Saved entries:
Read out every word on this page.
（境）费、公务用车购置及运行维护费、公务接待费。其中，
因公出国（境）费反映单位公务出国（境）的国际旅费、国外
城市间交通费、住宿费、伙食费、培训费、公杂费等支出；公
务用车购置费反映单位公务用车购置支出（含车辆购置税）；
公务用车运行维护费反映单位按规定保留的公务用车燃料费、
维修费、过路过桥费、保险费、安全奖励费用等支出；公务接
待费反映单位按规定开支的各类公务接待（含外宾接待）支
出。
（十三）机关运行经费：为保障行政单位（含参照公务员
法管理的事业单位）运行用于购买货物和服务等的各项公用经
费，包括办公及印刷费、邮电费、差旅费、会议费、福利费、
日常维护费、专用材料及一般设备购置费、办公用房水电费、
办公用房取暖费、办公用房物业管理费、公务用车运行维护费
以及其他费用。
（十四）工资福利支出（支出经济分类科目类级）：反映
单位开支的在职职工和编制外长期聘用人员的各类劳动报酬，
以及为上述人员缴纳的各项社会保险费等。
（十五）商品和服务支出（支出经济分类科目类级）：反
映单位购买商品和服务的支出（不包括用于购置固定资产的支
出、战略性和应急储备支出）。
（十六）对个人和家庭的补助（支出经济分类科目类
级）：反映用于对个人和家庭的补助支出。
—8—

Task description:
Reproduce the listing shown above in its entirety, exactly.

Exercise result:
Read out every word on this page.
（境）费、公务用车购置及运行维护费、公务接待费。其中，
因公出国（境）费反映单位公务出国（境）的国际旅费、国外
城市间交通费、住宿费、伙食费、培训费、公杂费等支出；公
务用车购置费反映单位公务用车购置支出（含车辆购置税）；
公务用车运行维护费反映单位按规定保留的公务用车燃料费、
维修费、过路过桥费、保险费、安全奖励费用等支出；公务接
待费反映单位按规定开支的各类公务接待（含外宾接待）支
出。
（十三）机关运行经费：为保障行政单位（含参照公务员
法管理的事业单位）运行用于购买货物和服务等的各项公用经
费，包括办公及印刷费、邮电费、差旅费、会议费、福利费、
日常维护费、专用材料及一般设备购置费、办公用房水电费、
办公用房取暖费、办公用房物业管理费、公务用车运行维护费
以及其他费用。
（十四）工资福利支出（支出经济分类科目类级）：反映
单位开支的在职职工和编制外长期聘用人员的各类劳动报酬，
以及为上述人员缴纳的各项社会保险费等。
（十五）商品和服务支出（支出经济分类科目类级）：反
映单位购买商品和服务的支出（不包括用于购置固定资产的支
出、战略性和应急储备支出）。
（十六）对个人和家庭的补助（支出经济分类科目类
级）：反映用于对个人和家庭的补助支出。
—8—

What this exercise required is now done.